* **Brief**: Omit every picture, then give all the entries again exactly.
>>>
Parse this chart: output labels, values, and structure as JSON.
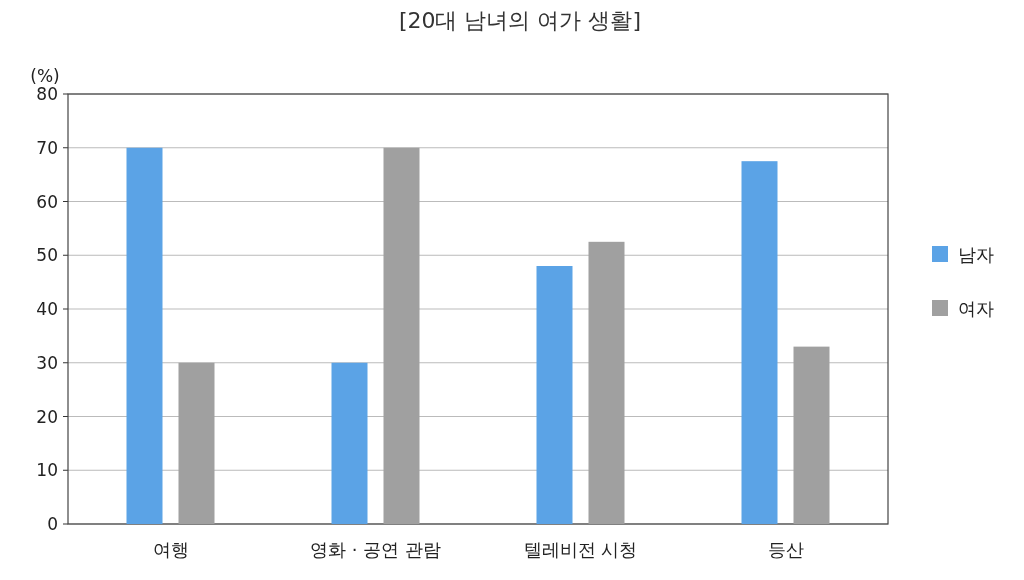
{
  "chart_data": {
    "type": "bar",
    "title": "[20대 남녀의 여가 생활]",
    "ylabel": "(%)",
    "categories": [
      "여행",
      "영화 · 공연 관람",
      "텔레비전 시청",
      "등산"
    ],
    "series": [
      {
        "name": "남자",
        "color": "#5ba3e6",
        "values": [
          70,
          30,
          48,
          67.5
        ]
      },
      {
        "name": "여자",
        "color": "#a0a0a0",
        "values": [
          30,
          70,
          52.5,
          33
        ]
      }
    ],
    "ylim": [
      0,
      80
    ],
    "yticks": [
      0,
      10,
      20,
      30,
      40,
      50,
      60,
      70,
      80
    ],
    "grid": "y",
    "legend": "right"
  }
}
<<<
* **Output for this exercise**:
Parse this chart: output labels, values, and structure as JSON.
{
  "chart_data": {
    "type": "bar",
    "title": "[20대 남녀의 여가 생활]",
    "ylabel": "(%)",
    "categories": [
      "여행",
      "영화 · 공연 관람",
      "텔레비전 시청",
      "등산"
    ],
    "series": [
      {
        "name": "남자",
        "color": "#5ba3e6",
        "values": [
          70,
          30,
          48,
          67.5
        ]
      },
      {
        "name": "여자",
        "color": "#a0a0a0",
        "values": [
          30,
          70,
          52.5,
          33
        ]
      }
    ],
    "ylim": [
      0,
      80
    ],
    "yticks": [
      0,
      10,
      20,
      30,
      40,
      50,
      60,
      70,
      80
    ],
    "grid": "y",
    "legend": "right"
  }
}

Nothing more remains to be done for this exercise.